YOUR OBJECTIVE: Of all the lines in this data, how many include "предметы"? Respond with the number only.

MATERIALS PROVIDED:

########################################

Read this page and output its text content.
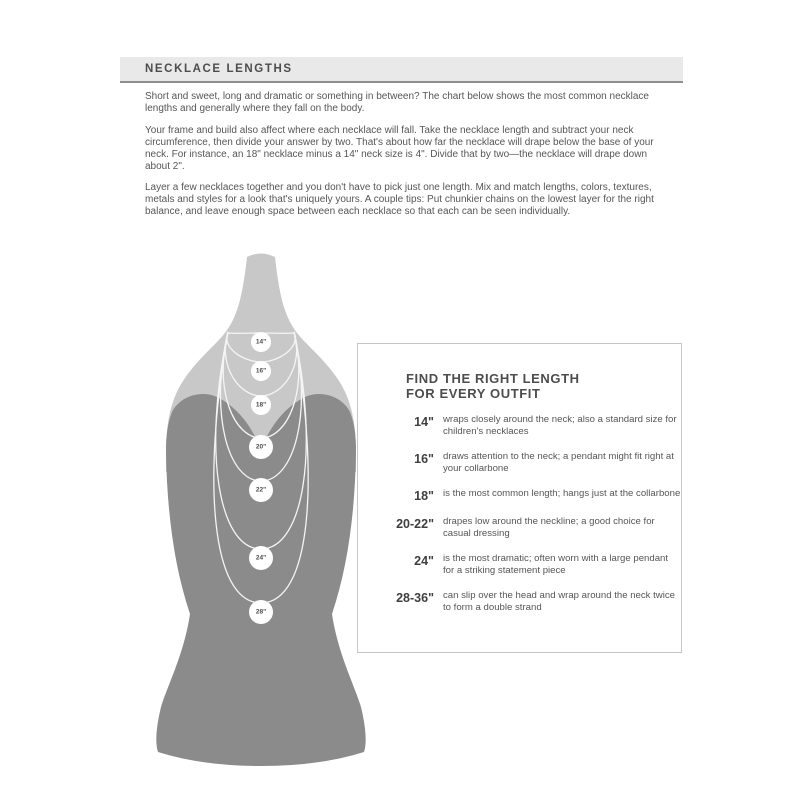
NECKLACE LENGTHS

Short and sweet, long and dramatic or something in between? The chart below shows the most common necklace lengths and generally where they fall on the body.

Your frame and build also affect where each necklace will fall. Take the necklace length and subtract your neck circumference, then divide your answer by two. That's about how far the necklace will drape below the base of your neck. For instance, an 18" necklace minus a 14" neck size is 4". Divide that by two—the necklace will drape down about 2".

Layer a few necklaces together and you don't have to pick just one length. Mix and match lengths, colors, textures, metals and styles for a look that's uniquely yours. A couple tips: Put chunkier chains on the lowest layer for the right balance, and leave enough space between each necklace so that each can be seen individually.

14"
16"
18"
20"
22"
24"
28"
FIND THE RIGHT LENGTH
FOR EVERY OUTFIT
14" wraps closely around the neck; also a standard size for children's necklaces
16" draws attention to the neck; a pendant might fit right at your collarbone
18" is the most common length; hangs just at the collarbone
20-22" drapes low around the neckline; a good choice for casual dressing
24" is the most dramatic; often worn with a large pendant for a striking statement piece
28-36" can slip over the head and wrap around the neck twice to form a double strand
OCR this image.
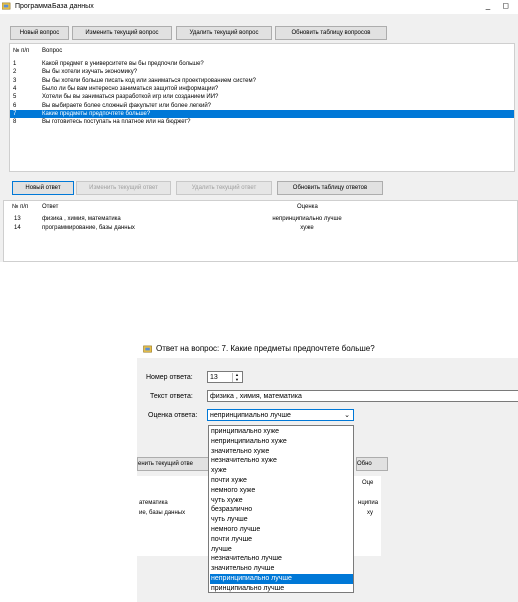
Программа База данных	_ ◻
Новый вопрос	Изменить текущий вопрос	Удалить текущий вопрос	Обновить таблицу вопросов
№ п/п Вопрос
1	Какой предмет в университете вы бы предпочли больше?
2	Вы бы хотели изучать экономику?
3	Вы бы хотели больше писать код или заниматься проектированием систем?
4	Было ли бы вам интересно заниматься защитой информации?
5	Хотели бы вы заниматься разработкой игр или созданием ИИ?
6	Вы выбираете более сложный факультет или более легкий?
7	Какие предметы предпочтете больше?
8	Вы готовитесь поступать на платное или на бюджет?
Новый ответ	Изменить текущий ответ	Удалить текущий ответ	Обновить таблицу ответов
№ п/п Ответ	Оценка
13	физика , химия, математика	непринципиально лучше
14	программирование, базы данных	хуже
Ответ на вопрос: 7. Какие предметы предпочтете больше?
Номер ответа:	13	▲
▼
Текст ответа:	физика , химия, математика
Оценка ответа:	непринципиально лучше	⌄
енить текущий отве	Обно
Оце
атематика	нципиа
ие, базы данных	ху
принципиально хуже
непринципиально хуже
значительно хуже
незначительно хуже
хуже
почти хуже
немного хуже
чуть хуже
безразлично
чуть лучше
немного лучше
почти лучше
лучше
незначительно лучше
значительно лучше
непринципиально лучше
принципиально лучше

########################################

SOLUTION TO THIS TASK: 2